--- Start Material shown ---

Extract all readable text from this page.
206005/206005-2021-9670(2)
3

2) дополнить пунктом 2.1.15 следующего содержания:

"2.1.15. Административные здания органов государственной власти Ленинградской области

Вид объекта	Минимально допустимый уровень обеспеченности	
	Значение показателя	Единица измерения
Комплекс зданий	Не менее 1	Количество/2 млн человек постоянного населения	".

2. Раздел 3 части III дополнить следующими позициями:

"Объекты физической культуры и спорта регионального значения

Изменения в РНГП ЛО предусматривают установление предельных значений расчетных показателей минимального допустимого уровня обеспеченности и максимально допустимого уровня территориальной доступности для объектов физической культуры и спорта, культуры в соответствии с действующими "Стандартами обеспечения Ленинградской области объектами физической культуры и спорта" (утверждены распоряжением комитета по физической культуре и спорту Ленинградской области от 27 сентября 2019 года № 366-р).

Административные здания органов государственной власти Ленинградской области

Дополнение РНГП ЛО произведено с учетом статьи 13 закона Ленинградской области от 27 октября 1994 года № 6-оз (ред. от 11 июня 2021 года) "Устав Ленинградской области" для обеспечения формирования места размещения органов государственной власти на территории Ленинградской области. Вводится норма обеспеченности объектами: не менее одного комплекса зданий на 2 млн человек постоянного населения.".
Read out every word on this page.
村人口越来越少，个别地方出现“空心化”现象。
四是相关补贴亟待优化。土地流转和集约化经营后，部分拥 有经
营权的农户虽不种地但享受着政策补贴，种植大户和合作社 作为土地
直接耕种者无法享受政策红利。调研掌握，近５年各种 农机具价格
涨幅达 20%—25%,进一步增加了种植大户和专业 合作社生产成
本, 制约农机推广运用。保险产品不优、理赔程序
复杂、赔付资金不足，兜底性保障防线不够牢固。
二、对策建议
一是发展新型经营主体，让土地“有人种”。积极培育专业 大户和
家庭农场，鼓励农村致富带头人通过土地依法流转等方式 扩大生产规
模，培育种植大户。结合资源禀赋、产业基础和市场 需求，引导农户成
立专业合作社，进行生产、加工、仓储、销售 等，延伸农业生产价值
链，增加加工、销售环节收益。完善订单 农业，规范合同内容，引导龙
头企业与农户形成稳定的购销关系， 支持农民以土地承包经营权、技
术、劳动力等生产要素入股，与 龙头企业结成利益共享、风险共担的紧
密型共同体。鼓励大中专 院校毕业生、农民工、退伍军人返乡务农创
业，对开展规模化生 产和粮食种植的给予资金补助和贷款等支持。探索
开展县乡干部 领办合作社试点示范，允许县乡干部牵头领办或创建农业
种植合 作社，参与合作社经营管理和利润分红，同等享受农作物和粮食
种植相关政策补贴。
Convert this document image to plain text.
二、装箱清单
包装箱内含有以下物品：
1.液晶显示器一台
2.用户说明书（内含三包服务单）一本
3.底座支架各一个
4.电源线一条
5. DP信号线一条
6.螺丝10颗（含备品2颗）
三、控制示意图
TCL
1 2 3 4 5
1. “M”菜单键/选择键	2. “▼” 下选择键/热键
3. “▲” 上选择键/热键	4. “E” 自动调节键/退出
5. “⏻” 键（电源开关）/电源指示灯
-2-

--- End Material shown ---

- Requirements
Nothing should be left out: return all of the records exactly.

- Solution to this exercise
Extract all readable text from this page.
206005/206005-2021-9670(2)
3

2) дополнить пунктом 2.1.15 следующего содержания:

"2.1.15. Административные здания органов государственной власти Ленинградской области

Вид объекта	Минимально допустимый уровень обеспеченности	
	Значение показателя	Единица измерения
Комплекс зданий	Не менее 1	Количество/2 млн человек постоянного населения	".

2. Раздел 3 части III дополнить следующими позициями:

"Объекты физической культуры и спорта регионального значения

Изменения в РНГП ЛО предусматривают установление предельных значений расчетных показателей минимального допустимого уровня обеспеченности и максимально допустимого уровня территориальной доступности для объектов физической культуры и спорта, культуры в соответствии с действующими "Стандартами обеспечения Ленинградской области объектами физической культуры и спорта" (утверждены распоряжением комитета по физической культуре и спорту Ленинградской области от 27 сентября 2019 года № 366-р).

Административные здания органов государственной власти Ленинградской области

Дополнение РНГП ЛО произведено с учетом статьи 13 закона Ленинградской области от 27 октября 1994 года № 6-оз (ред. от 11 июня 2021 года) "Устав Ленинградской области" для обеспечения формирования места размещения органов государственной власти на территории Ленинградской области. Вводится норма обеспеченности объектами: не менее одного комплекса зданий на 2 млн человек постоянного населения.".
Read out every word on this page.
村人口越来越少，个别地方出现“空心化”现象。
四是相关补贴亟待优化。土地流转和集约化经营后，部分拥 有经
营权的农户虽不种地但享受着政策补贴，种植大户和合作社 作为土地
直接耕种者无法享受政策红利。调研掌握，近５年各种 农机具价格
涨幅达 20%—25%,进一步增加了种植大户和专业 合作社生产成
本, 制约农机推广运用。保险产品不优、理赔程序
复杂、赔付资金不足，兜底性保障防线不够牢固。
二、对策建议
一是发展新型经营主体，让土地“有人种”。积极培育专业 大户和
家庭农场，鼓励农村致富带头人通过土地依法流转等方式 扩大生产规
模，培育种植大户。结合资源禀赋、产业基础和市场 需求，引导农户成
立专业合作社，进行生产、加工、仓储、销售 等，延伸农业生产价值
链，增加加工、销售环节收益。完善订单 农业，规范合同内容，引导龙
头企业与农户形成稳定的购销关系， 支持农民以土地承包经营权、技
术、劳动力等生产要素入股，与 龙头企业结成利益共享、风险共担的紧
密型共同体。鼓励大中专 院校毕业生、农民工、退伍军人返乡务农创
业，对开展规模化生 产和粮食种植的给予资金补助和贷款等支持。探索
开展县乡干部 领办合作社试点示范，允许县乡干部牵头领办或创建农业
种植合 作社，参与合作社经营管理和利润分红，同等享受农作物和粮食
种植相关政策补贴。
Convert this document image to plain text.
二、装箱清单
包装箱内含有以下物品：
1.液晶显示器一台
2.用户说明书（内含三包服务单）一本
3.底座支架各一个
4.电源线一条
5. DP信号线一条
6.螺丝10颗（含备品2颗）
三、控制示意图
TCL
1 2 3 4 5
1. “M”菜单键/选择键	2. “▼” 下选择键/热键
3. “▲” 上选择键/热键	4. “E” 自动调节键/退出
5. “⏻” 键（电源开关）/电源指示灯
-2-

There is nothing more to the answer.